_AIM OF THE TASK:_
Show every line containing "trwałości" by copying it.

_RECORDS TO USE:_
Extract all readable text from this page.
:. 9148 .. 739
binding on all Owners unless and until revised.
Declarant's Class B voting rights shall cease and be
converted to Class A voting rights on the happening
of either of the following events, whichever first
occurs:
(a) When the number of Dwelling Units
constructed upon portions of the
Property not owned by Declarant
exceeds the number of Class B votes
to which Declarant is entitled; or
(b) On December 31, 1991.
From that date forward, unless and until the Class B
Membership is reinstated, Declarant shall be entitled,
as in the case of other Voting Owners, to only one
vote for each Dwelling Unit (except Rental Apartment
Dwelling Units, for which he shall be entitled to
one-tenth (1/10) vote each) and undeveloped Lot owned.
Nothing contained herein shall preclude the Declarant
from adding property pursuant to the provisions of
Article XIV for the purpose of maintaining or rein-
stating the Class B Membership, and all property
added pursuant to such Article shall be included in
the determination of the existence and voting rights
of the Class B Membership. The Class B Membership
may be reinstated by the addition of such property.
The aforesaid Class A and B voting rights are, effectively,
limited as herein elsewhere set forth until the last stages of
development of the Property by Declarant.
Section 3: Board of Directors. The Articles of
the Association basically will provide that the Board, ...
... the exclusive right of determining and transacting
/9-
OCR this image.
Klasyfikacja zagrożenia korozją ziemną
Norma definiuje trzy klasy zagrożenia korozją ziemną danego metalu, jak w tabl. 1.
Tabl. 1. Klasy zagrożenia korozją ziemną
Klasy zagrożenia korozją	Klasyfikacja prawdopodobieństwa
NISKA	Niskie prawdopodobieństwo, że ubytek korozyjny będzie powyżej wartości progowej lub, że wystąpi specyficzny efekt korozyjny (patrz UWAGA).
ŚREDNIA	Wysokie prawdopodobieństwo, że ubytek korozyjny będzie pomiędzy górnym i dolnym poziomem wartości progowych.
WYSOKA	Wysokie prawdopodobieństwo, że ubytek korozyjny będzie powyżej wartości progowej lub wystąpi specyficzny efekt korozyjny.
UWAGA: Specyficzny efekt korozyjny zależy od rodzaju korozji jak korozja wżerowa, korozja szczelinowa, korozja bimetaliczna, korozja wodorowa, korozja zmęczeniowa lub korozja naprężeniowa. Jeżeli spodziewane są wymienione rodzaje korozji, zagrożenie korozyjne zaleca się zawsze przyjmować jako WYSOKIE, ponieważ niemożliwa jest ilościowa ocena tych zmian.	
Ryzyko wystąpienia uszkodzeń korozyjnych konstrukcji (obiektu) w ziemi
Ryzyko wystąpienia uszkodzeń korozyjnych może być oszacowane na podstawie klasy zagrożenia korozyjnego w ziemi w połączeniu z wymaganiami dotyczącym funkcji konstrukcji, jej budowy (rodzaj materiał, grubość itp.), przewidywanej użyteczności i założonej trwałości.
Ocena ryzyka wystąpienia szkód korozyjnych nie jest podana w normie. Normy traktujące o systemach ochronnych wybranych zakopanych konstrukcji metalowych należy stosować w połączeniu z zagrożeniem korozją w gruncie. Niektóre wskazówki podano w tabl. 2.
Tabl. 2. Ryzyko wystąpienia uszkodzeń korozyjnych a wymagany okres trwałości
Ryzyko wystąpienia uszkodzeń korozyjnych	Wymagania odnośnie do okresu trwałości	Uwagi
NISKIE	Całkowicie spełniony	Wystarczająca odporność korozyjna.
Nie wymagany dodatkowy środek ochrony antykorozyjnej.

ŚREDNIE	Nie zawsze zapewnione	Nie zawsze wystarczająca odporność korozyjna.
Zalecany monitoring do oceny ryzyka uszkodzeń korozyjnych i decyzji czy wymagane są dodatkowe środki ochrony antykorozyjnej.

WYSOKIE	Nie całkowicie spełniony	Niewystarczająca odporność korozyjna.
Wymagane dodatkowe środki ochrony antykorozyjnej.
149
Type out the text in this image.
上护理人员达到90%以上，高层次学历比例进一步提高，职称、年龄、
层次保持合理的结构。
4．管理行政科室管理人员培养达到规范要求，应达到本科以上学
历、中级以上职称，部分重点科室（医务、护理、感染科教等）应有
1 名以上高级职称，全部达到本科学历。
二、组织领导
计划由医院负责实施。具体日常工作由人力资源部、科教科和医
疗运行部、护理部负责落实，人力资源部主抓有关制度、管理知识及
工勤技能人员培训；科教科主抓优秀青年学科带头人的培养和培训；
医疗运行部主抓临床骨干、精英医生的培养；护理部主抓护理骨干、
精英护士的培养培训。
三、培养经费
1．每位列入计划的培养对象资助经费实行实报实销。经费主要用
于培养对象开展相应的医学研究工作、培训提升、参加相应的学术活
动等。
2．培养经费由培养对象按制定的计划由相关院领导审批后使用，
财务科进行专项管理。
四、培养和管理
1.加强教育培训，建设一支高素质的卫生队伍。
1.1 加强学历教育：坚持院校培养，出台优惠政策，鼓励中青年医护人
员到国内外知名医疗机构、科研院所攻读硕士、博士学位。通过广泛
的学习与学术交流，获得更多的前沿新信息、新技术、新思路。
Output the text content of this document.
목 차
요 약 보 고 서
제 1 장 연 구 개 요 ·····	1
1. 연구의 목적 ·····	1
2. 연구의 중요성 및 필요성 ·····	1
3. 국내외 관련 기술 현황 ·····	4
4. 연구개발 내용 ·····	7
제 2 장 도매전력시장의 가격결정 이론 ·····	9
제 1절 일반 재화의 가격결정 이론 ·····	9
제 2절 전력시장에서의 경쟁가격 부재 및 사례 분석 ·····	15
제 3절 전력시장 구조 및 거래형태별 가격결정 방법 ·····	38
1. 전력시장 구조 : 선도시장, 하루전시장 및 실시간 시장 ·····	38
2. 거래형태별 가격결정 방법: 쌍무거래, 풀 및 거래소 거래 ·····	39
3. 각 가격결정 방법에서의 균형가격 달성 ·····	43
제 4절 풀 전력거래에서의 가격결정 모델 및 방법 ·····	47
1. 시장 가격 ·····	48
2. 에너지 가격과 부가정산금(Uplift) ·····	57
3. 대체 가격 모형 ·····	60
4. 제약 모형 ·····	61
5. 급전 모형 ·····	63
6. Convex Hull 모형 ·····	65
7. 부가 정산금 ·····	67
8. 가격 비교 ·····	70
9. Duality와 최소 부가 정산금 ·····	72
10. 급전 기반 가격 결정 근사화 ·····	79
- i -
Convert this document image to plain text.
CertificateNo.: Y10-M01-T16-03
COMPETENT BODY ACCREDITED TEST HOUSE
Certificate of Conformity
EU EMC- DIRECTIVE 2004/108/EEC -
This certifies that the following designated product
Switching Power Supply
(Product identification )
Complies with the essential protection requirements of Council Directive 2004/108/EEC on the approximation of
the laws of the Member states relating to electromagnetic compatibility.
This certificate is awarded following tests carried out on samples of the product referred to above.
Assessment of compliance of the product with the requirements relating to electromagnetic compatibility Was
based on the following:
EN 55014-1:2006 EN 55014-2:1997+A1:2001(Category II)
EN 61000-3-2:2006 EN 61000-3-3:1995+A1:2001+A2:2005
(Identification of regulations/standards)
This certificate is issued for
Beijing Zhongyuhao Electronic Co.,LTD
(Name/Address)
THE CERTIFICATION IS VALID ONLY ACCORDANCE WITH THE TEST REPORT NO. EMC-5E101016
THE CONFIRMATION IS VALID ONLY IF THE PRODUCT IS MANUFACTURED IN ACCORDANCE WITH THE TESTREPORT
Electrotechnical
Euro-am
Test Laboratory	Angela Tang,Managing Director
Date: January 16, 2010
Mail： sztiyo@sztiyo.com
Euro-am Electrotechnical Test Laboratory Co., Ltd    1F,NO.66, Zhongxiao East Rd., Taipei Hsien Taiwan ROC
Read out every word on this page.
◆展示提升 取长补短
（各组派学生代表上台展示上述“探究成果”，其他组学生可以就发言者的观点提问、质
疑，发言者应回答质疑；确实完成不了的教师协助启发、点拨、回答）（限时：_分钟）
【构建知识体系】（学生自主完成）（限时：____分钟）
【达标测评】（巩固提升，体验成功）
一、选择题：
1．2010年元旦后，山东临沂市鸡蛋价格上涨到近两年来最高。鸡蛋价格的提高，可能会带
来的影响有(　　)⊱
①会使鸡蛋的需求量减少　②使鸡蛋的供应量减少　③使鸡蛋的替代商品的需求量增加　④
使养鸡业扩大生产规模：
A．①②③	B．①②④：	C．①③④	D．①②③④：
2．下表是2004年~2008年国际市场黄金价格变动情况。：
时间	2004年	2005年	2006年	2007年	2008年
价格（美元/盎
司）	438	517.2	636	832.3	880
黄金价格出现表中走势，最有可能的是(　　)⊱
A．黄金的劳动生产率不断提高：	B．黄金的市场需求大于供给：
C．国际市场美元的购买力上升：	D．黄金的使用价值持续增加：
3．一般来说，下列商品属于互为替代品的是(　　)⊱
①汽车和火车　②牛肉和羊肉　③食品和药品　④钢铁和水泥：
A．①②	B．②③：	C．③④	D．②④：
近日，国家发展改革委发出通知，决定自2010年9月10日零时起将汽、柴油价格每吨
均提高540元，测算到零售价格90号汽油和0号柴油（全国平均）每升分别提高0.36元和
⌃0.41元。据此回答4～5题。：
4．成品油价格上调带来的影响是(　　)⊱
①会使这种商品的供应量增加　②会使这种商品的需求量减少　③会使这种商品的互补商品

_THE OUTPUT:_
Ryzyko wystąpienia uszkodzeń korozyjnych może być oszacowane na podstawie klasy zagrożenia korozyjnego w ziemi w połączeniu z wymaganiami dotyczącym funkcji konstrukcji, jej budowy (rodzaj materiał, grubość itp.), przewidywanej użyteczności i założonej trwałości.
Tabl. 2. Ryzyko wystąpienia uszkodzeń korozyjnych a wymagany okres trwałości
Ryzyko wystąpienia uszkodzeń korozyjnych	Wymagania odnośnie do okresu trwałości	Uwagi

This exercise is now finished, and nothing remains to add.